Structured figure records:
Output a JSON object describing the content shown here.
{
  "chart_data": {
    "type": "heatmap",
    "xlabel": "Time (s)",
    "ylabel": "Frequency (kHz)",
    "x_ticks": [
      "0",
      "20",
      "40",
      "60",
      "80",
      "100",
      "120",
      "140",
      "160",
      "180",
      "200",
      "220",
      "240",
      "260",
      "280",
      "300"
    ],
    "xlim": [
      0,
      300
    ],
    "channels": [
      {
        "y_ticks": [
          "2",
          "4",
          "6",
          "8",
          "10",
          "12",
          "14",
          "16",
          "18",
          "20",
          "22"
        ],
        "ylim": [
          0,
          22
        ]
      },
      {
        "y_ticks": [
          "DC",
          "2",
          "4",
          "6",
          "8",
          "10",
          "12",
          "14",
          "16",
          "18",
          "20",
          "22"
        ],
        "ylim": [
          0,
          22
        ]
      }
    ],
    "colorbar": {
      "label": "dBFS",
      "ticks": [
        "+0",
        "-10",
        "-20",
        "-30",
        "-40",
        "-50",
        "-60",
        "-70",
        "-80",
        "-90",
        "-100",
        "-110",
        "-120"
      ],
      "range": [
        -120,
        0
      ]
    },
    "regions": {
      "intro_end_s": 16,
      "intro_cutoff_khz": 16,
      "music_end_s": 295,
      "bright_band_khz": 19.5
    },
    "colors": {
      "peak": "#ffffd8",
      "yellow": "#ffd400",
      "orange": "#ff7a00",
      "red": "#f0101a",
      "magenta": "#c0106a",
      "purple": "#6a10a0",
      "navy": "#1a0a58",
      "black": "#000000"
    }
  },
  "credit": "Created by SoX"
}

Instruction: Set down the listing in full, keeping every word exactly as it is.

Result of this exercise:
Output a JSON object describing the content shown here.
{
  "chart_data": {
    "type": "heatmap",
    "xlabel": "Time (s)",
    "ylabel": "Frequency (kHz)",
    "x_ticks": [
      "0",
      "20",
      "40",
      "60",
      "80",
      "100",
      "120",
      "140",
      "160",
      "180",
      "200",
      "220",
      "240",
      "260",
      "280",
      "300"
    ],
    "xlim": [
      0,
      300
    ],
    "channels": [
      {
        "y_ticks": [
          "2",
          "4",
          "6",
          "8",
          "10",
          "12",
          "14",
          "16",
          "18",
          "20",
          "22"
        ],
        "ylim": [
          0,
          22
        ]
      },
      {
        "y_ticks": [
          "DC",
          "2",
          "4",
          "6",
          "8",
          "10",
          "12",
          "14",
          "16",
          "18",
          "20",
          "22"
        ],
        "ylim": [
          0,
          22
        ]
      }
    ],
    "colorbar": {
      "label": "dBFS",
      "ticks": [
        "+0",
        "-10",
        "-20",
        "-30",
        "-40",
        "-50",
        "-60",
        "-70",
        "-80",
        "-90",
        "-100",
        "-110",
        "-120"
      ],
      "range": [
        -120,
        0
      ]
    },
    "regions": {
      "intro_end_s": 16,
      "intro_cutoff_khz": 16,
      "music_end_s": 295,
      "bright_band_khz": 19.5
    },
    "colors": {
      "peak": "#ffffd8",
      "yellow": "#ffd400",
      "orange": "#ff7a00",
      "red": "#f0101a",
      "magenta": "#c0106a",
      "purple": "#6a10a0",
      "navy": "#1a0a58",
      "black": "#000000"
    }
  },
  "credit": "Created by SoX"
}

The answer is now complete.